Records supplied -

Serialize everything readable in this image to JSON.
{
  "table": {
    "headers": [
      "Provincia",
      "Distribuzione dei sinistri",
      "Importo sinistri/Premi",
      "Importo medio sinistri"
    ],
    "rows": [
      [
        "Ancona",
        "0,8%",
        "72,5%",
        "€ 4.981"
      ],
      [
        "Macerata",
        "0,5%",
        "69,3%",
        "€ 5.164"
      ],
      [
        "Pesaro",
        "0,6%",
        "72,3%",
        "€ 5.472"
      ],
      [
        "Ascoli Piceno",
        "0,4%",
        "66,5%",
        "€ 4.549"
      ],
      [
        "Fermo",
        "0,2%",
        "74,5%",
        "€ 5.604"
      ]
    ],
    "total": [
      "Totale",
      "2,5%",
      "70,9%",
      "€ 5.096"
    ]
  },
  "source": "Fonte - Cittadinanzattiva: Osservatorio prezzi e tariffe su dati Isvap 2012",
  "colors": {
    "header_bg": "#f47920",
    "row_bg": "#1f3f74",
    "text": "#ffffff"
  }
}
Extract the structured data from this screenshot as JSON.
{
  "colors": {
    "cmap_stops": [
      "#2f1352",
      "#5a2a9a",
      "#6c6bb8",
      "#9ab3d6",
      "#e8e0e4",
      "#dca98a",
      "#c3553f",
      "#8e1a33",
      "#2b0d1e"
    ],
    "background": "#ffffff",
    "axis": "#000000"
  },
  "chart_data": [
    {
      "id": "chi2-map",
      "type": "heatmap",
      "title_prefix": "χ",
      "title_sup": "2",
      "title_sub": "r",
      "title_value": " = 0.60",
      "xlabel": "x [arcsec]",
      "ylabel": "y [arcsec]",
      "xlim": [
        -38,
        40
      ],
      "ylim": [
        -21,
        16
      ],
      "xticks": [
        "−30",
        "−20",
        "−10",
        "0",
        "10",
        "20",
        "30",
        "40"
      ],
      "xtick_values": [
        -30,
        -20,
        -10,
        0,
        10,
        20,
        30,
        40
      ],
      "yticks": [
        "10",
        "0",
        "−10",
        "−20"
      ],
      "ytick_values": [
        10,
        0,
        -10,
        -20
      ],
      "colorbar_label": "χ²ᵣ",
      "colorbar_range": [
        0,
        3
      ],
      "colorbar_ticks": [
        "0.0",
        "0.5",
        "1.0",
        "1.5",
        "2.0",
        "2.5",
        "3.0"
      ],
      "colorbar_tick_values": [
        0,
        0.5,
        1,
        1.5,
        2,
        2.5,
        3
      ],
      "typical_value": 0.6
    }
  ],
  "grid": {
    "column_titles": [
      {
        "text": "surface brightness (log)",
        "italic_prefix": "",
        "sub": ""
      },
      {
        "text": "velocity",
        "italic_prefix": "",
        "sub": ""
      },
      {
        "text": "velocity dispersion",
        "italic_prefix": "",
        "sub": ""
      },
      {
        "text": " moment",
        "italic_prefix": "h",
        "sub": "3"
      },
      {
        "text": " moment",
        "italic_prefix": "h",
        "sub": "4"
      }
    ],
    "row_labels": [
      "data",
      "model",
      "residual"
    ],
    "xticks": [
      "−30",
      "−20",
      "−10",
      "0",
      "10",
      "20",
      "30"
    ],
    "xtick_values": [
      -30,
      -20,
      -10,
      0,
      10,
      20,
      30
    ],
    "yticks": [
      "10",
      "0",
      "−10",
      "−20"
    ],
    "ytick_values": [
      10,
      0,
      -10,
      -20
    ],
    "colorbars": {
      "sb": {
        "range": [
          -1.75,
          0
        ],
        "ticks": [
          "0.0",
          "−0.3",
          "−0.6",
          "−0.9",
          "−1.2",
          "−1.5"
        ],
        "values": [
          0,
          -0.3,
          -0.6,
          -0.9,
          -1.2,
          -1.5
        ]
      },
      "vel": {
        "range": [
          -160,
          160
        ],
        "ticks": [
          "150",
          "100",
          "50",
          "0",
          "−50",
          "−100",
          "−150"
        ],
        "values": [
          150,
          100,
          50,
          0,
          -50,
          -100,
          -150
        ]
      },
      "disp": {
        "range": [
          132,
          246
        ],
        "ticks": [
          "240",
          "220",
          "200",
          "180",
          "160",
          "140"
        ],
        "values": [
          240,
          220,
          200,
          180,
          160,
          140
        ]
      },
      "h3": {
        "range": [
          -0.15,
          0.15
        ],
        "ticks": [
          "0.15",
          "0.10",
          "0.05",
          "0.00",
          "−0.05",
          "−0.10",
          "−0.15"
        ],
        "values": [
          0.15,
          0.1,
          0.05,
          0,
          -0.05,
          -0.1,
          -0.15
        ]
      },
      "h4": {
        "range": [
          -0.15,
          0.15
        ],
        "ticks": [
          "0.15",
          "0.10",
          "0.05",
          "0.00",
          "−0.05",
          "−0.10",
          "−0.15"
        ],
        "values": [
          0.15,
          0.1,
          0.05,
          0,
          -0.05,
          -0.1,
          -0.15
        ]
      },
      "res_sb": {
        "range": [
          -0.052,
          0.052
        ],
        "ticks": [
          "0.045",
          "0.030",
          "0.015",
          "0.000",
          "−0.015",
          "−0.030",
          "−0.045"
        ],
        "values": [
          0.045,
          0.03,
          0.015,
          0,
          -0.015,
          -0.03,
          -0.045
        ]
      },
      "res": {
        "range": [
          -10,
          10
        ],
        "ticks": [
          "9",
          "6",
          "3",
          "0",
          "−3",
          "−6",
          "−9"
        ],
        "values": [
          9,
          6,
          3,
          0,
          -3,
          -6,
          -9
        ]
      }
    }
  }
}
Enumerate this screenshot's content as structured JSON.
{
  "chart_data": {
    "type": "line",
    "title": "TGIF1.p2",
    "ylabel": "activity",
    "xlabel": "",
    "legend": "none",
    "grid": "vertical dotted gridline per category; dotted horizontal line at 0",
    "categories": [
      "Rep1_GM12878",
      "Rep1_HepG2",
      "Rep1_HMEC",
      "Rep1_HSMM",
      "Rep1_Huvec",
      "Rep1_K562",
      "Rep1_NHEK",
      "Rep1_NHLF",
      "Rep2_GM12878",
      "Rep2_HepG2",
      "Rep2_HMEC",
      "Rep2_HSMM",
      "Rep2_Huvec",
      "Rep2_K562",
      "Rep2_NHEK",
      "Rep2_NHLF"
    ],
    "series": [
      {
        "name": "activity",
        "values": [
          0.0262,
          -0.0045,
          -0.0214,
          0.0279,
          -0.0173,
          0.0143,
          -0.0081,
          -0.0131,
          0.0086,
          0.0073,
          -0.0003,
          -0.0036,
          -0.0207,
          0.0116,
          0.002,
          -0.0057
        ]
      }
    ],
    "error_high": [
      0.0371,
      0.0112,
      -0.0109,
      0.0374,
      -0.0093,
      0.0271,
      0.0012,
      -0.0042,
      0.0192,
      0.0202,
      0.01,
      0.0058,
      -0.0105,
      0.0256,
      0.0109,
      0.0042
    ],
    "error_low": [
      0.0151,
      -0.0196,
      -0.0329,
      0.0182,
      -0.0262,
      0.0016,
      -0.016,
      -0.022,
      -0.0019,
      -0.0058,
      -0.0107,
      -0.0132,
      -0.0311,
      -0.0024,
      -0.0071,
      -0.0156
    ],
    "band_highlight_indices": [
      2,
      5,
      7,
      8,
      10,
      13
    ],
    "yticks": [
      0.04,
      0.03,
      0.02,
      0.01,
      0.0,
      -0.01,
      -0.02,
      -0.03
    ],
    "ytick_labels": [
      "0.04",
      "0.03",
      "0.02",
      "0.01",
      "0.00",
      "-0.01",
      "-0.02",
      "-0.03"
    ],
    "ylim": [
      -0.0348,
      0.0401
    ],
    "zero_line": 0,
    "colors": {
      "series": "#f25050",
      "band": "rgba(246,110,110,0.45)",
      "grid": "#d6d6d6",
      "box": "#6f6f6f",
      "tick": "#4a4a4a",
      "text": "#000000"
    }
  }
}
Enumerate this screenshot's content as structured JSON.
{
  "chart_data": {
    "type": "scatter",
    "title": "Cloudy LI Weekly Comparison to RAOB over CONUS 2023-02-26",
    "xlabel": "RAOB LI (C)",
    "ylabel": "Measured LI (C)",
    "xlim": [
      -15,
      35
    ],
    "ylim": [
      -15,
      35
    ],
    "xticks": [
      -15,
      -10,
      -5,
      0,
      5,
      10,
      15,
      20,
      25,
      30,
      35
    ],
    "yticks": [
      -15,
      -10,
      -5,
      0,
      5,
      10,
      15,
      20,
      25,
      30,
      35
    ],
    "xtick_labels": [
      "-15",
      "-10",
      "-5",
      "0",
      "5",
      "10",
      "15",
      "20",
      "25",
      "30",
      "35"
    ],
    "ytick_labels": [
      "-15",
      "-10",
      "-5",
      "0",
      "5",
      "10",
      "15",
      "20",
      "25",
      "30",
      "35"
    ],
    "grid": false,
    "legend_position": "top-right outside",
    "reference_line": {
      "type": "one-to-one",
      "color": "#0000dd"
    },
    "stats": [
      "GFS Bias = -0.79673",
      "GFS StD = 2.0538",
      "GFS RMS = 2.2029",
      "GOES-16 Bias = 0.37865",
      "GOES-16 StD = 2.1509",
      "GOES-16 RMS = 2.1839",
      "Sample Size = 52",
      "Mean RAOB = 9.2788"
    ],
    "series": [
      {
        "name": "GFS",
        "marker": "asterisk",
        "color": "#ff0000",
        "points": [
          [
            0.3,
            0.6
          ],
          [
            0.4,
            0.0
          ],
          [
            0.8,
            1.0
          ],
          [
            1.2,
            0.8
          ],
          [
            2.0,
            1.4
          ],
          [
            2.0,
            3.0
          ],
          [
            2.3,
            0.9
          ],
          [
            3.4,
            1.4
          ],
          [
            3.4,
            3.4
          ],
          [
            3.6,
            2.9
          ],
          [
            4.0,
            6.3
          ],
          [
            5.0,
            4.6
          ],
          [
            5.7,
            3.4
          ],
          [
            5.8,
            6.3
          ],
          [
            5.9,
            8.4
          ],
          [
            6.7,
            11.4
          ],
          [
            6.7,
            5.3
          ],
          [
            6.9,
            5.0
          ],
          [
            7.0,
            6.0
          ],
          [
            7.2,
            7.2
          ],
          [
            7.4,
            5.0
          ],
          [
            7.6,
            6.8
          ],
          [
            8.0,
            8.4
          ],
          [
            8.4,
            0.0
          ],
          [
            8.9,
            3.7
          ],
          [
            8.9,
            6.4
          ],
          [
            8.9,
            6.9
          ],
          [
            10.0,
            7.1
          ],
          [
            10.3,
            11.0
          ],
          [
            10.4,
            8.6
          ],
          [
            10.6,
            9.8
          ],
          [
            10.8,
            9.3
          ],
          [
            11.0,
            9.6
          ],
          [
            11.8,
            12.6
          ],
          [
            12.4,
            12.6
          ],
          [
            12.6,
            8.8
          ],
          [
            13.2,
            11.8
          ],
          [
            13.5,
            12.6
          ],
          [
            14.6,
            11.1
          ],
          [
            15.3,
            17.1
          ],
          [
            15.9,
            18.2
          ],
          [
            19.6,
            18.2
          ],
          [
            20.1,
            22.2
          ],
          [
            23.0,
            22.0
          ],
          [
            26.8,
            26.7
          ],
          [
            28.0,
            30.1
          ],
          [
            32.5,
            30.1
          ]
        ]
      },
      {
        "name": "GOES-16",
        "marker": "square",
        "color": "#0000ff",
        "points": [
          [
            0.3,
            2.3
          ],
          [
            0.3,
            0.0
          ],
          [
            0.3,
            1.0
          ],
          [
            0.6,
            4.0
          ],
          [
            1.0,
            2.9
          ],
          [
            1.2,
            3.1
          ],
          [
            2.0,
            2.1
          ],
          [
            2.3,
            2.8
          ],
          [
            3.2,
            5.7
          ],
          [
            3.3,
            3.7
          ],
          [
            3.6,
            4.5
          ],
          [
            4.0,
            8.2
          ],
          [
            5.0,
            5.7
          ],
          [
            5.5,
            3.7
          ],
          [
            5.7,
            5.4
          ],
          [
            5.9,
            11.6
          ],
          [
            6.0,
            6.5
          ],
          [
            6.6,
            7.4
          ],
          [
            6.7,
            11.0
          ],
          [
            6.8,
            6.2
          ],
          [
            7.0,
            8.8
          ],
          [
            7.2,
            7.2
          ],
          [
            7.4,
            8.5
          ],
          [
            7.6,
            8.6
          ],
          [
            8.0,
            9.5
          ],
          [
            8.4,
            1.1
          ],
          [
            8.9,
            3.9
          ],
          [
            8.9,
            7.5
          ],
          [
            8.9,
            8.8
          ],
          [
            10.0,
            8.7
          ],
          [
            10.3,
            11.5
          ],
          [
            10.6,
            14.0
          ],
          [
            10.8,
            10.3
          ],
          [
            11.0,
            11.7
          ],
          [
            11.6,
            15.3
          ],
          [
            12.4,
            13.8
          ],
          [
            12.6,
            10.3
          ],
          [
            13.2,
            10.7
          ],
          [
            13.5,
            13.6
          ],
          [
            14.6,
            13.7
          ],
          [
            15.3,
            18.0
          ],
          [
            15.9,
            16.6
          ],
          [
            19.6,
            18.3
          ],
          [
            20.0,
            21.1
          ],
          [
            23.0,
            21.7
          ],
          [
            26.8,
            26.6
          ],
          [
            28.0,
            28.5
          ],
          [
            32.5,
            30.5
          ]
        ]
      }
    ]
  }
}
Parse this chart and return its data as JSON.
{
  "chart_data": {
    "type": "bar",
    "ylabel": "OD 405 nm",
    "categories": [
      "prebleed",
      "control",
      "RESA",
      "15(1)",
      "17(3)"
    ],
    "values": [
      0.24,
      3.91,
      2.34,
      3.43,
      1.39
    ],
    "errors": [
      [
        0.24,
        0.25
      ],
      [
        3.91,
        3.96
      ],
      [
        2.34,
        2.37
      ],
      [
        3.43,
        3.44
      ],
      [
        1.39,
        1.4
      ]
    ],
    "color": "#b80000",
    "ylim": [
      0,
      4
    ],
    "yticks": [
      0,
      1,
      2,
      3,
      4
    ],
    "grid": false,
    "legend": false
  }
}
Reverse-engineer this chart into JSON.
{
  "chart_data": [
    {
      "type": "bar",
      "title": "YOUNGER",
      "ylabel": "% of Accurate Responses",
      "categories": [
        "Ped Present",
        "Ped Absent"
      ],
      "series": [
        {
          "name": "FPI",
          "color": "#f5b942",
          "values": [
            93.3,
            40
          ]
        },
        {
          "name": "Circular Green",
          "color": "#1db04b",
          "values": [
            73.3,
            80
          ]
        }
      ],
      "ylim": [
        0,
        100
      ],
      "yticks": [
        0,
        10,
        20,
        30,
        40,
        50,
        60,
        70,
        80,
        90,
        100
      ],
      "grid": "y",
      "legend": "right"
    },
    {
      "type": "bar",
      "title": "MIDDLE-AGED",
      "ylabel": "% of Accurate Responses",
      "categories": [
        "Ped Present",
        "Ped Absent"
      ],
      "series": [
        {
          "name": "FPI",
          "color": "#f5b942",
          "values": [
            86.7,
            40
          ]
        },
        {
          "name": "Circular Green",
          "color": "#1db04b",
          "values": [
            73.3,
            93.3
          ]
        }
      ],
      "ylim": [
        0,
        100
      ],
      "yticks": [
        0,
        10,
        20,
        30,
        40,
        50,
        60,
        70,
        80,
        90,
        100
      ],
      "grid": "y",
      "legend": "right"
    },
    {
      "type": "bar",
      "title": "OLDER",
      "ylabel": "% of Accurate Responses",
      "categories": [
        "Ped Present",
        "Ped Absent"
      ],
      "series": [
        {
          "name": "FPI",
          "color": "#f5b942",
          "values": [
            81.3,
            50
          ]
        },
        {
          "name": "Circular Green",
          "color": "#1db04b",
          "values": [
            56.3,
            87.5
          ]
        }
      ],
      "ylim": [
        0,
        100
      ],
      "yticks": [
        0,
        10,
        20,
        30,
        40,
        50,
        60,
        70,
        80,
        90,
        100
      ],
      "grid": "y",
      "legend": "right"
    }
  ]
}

Instructions to follow - Each line that holds the word "velocity" should be extracted from the records.

Exercise result -
        "text": "velocity",
        "text": "velocity dispersion",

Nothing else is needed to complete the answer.